◆ **Given data**

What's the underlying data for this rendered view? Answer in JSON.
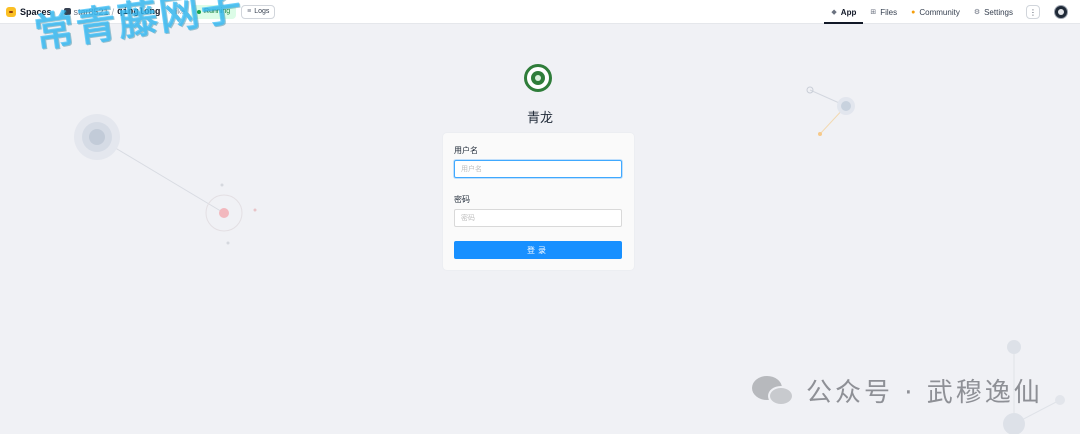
{
  "nav": {
    "brand": "Spaces",
    "owner": "star8521",
    "separator": "/",
    "repo": "qinglong",
    "like_label": "♡ like",
    "status": "Running",
    "logs": "Logs",
    "tabs": [
      {
        "label": "App",
        "icon": "app-icon"
      },
      {
        "label": "Files",
        "icon": "files-icon"
      },
      {
        "label": "Community",
        "icon": "community-icon"
      },
      {
        "label": "Settings",
        "icon": "gear-icon"
      }
    ],
    "more": "⋮"
  },
  "watermark": "常青藤网子",
  "app": {
    "title": "青龙",
    "username_label": "用户名",
    "username_placeholder": "用户名",
    "password_label": "密码",
    "password_placeholder": "密码",
    "login_button": "登录"
  },
  "footer": {
    "wechat_text": "公众号 · 武穆逸仙"
  },
  "colors": {
    "primary": "#1890ff",
    "focus_border": "#40a9ff",
    "running": "#16a34a",
    "logo": "#2f7d3a",
    "background": "#f0f1f5"
  }
}
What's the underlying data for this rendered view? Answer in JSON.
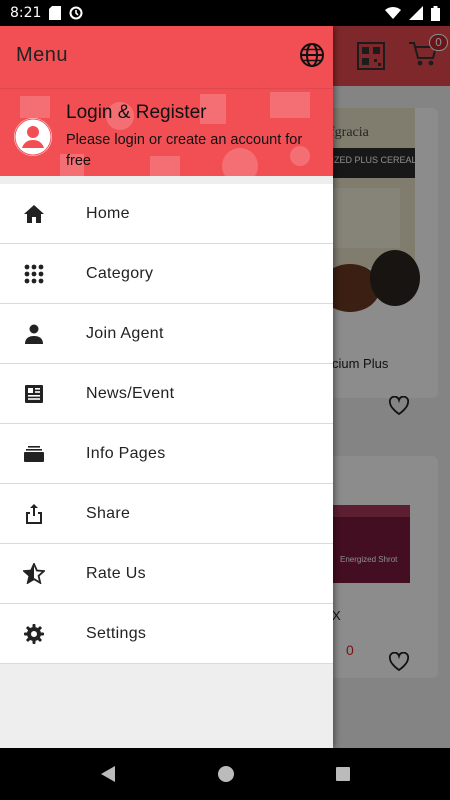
{
  "status_bar": {
    "time": "8:21"
  },
  "colors": {
    "brand_red": "#f24f55",
    "toolbar_red": "#e84a4f",
    "price_red": "#d8232a"
  },
  "app": {
    "cart_count": "0",
    "products": [
      {
        "name": "cium Plus",
        "image_brand": "fgracia",
        "image_text": "RGIZED PLUS CEREAL"
      },
      {
        "name": "X",
        "price": "0",
        "image_text": "Energized Shrot"
      }
    ]
  },
  "drawer": {
    "title": "Menu",
    "login_title": "Login & Register",
    "login_subtitle": "Please login or create an account for free",
    "items": [
      {
        "label": "Home",
        "icon": "home-icon"
      },
      {
        "label": "Category",
        "icon": "grid-icon"
      },
      {
        "label": "Join Agent",
        "icon": "person-icon"
      },
      {
        "label": "News/Event",
        "icon": "newspaper-icon"
      },
      {
        "label": "Info Pages",
        "icon": "layers-icon"
      },
      {
        "label": "Share",
        "icon": "share-icon"
      },
      {
        "label": "Rate Us",
        "icon": "star-icon"
      },
      {
        "label": "Settings",
        "icon": "gear-icon"
      }
    ]
  }
}
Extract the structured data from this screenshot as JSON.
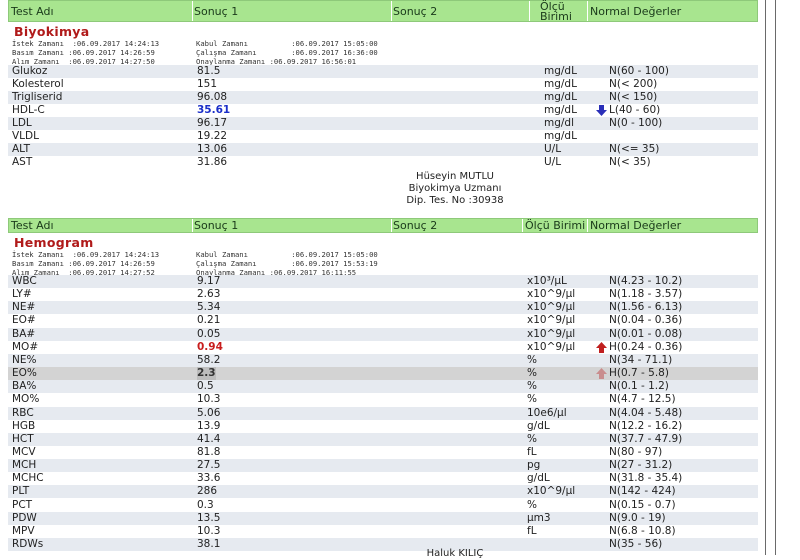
{
  "headers": {
    "test": "Test Adı",
    "result": "Sonuç 1",
    "result2": "Sonuç 2",
    "unit_top": "Ölçü",
    "unit_bottom": "Birimi",
    "unit_single": "Ölçü Birimi",
    "normal": "Normal Değerler"
  },
  "biyokimya": {
    "title": "Biyokimya",
    "meta_left": "İstek Zamanı  :06.09.2017 14:24:13\nBasım Zamanı :06.09.2017 14:26:59\nAlım Zamanı  :06.09.2017 14:27:50",
    "meta_right": "Kabul Zamanı          :06.09.2017 15:05:00\nÇalışma Zamanı        :06.09.2017 16:36:00\nOnaylanma Zamanı :06.09.2017 16:56:01",
    "rows": [
      {
        "test": "Glukoz",
        "result": "81.5",
        "unit": "mg/dL",
        "normal": "N(60 - 100)"
      },
      {
        "test": "Kolesterol",
        "result": "151",
        "unit": "mg/dL",
        "normal": "N(< 200)"
      },
      {
        "test": "Trigliserid",
        "result": "96.08",
        "unit": "mg/dL",
        "normal": "N(< 150)"
      },
      {
        "test": "HDL-C",
        "result": "35.61",
        "unit": "mg/dL",
        "normal": "L(40 - 60)",
        "flag": "low"
      },
      {
        "test": "LDL",
        "result": "96.17",
        "unit": "mg/dl",
        "normal": "N(0 - 100)"
      },
      {
        "test": "VLDL",
        "result": "19.22",
        "unit": "mg/dL",
        "normal": ""
      },
      {
        "test": "ALT",
        "result": "13.06",
        "unit": "U/L",
        "normal": "N(<= 35)"
      },
      {
        "test": "AST",
        "result": "31.86",
        "unit": "U/L",
        "normal": "N(< 35)"
      }
    ],
    "signature": {
      "name": "Hüseyin MUTLU",
      "role": "Biyokimya Uzmanı",
      "dip": "Dip. Tes. No :30938"
    }
  },
  "hemogram": {
    "title": "Hemogram",
    "meta_left": "İstek Zamanı  :06.09.2017 14:24:13\nBasım Zamanı :06.09.2017 14:26:59\nAlım Zamanı  :06.09.2017 14:27:52",
    "meta_right": "Kabul Zamanı          :06.09.2017 15:05:00\nÇalışma Zamanı        :06.09.2017 15:53:19\nOnaylanma Zamanı :06.09.2017 16:11:55",
    "rows": [
      {
        "test": "WBC",
        "result": "9.17",
        "unit": "x10³/µL",
        "normal": "N(4.23 - 10.2)"
      },
      {
        "test": "LY#",
        "result": "2.63",
        "unit": "x10^9/µl",
        "normal": "N(1.18 - 3.57)"
      },
      {
        "test": "NE#",
        "result": "5.34",
        "unit": "x10^9/µl",
        "normal": "N(1.56 - 6.13)"
      },
      {
        "test": "EO#",
        "result": "0.21",
        "unit": "x10^9/µl",
        "normal": "N(0.04 - 0.36)"
      },
      {
        "test": "BA#",
        "result": "0.05",
        "unit": "x10^9/µl",
        "normal": "N(0.01 - 0.08)"
      },
      {
        "test": "MO#",
        "result": "0.94",
        "unit": "x10^9/µl",
        "normal": "H(0.24 - 0.36)",
        "flag": "high"
      },
      {
        "test": "NE%",
        "result": "58.2",
        "unit": "%",
        "normal": "N(34 - 71.1)"
      },
      {
        "test": "EO%",
        "result": "2.3",
        "unit": "%",
        "normal": "H(0.7 - 5.8)",
        "flag": "high-sel"
      },
      {
        "test": "BA%",
        "result": "0.5",
        "unit": "%",
        "normal": "N(0.1 - 1.2)"
      },
      {
        "test": "MO%",
        "result": "10.3",
        "unit": "%",
        "normal": "N(4.7 - 12.5)"
      },
      {
        "test": "RBC",
        "result": "5.06",
        "unit": "10e6/µl",
        "normal": "N(4.04 - 5.48)"
      },
      {
        "test": "HGB",
        "result": "13.9",
        "unit": "g/dL",
        "normal": "N(12.2 - 16.2)"
      },
      {
        "test": "HCT",
        "result": "41.4",
        "unit": "%",
        "normal": "N(37.7 - 47.9)"
      },
      {
        "test": "MCV",
        "result": "81.8",
        "unit": "fL",
        "normal": "N(80 - 97)"
      },
      {
        "test": "MCH",
        "result": "27.5",
        "unit": "pg",
        "normal": "N(27 - 31.2)"
      },
      {
        "test": "MCHC",
        "result": "33.6",
        "unit": "g/dL",
        "normal": "N(31.8 - 35.4)"
      },
      {
        "test": "PLT",
        "result": "286",
        "unit": "x10^9/µl",
        "normal": "N(142 - 424)"
      },
      {
        "test": "PCT",
        "result": "0.3",
        "unit": "%",
        "normal": "N(0.15 - 0.7)"
      },
      {
        "test": "PDW",
        "result": "13.5",
        "unit": "µm3",
        "normal": "N(9.0 - 19)"
      },
      {
        "test": "MPV",
        "result": "10.3",
        "unit": "fL",
        "normal": "N(6.8 - 10.8)"
      },
      {
        "test": "RDWs",
        "result": "38.1",
        "unit": "",
        "normal": "N(35 - 56)"
      }
    ],
    "signature": {
      "name": "Haluk KILIÇ"
    }
  }
}
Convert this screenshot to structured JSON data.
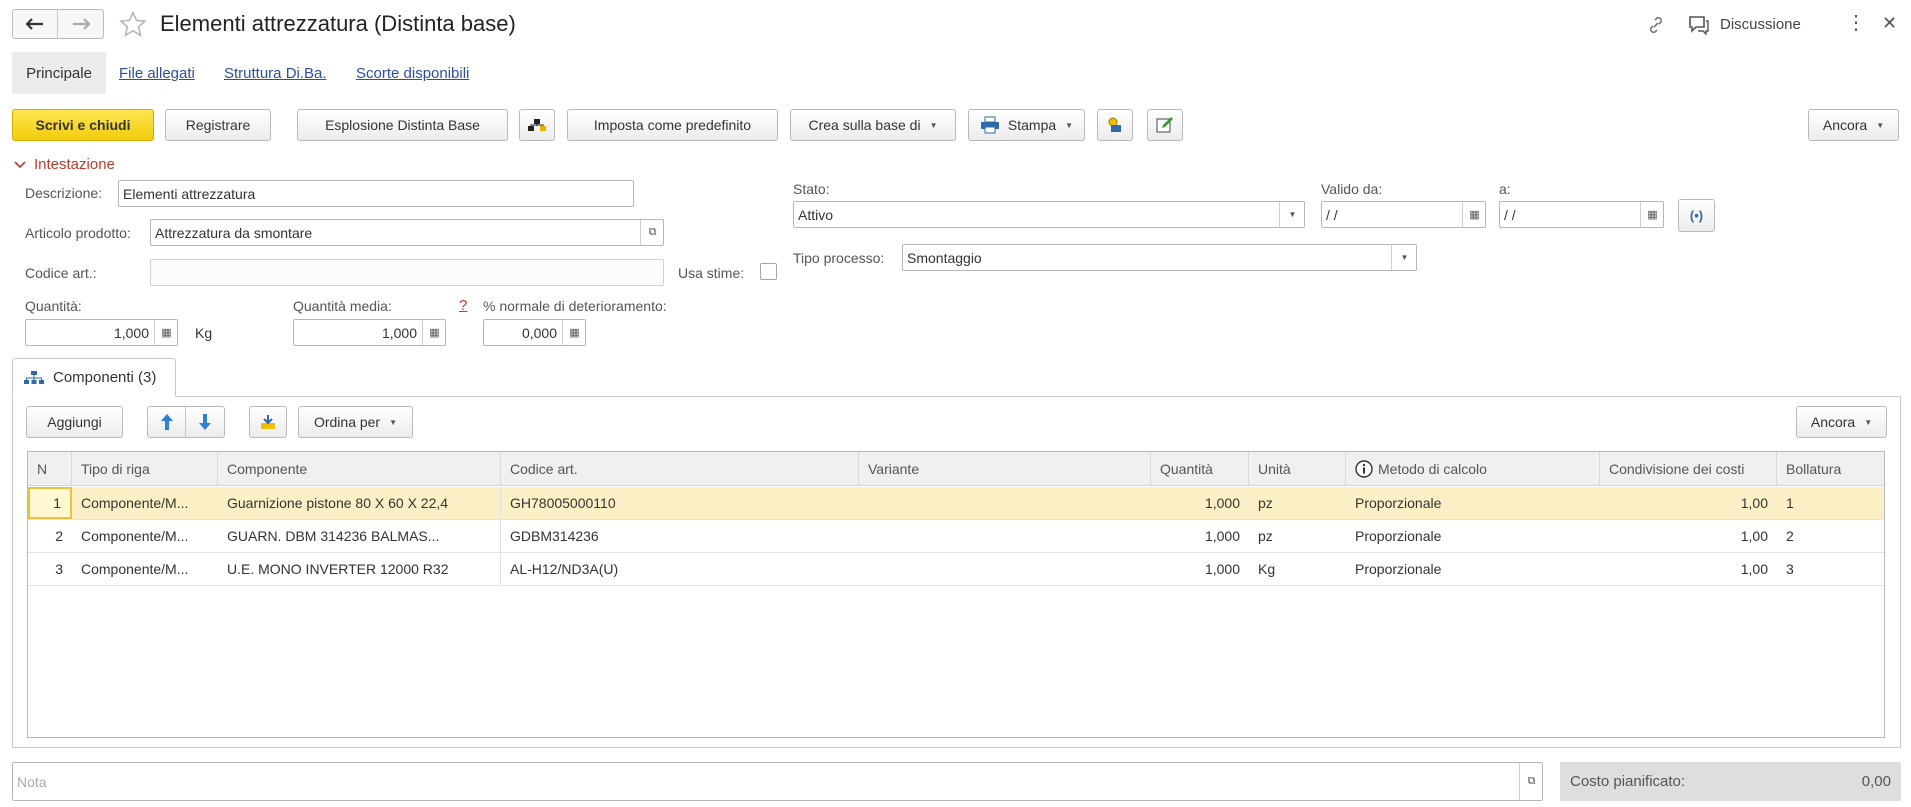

◆ **What is needed**
Go over the records above line by line and count those holding the word "screenshot". Reply only with the number.

◆ **Result of the exercise**
2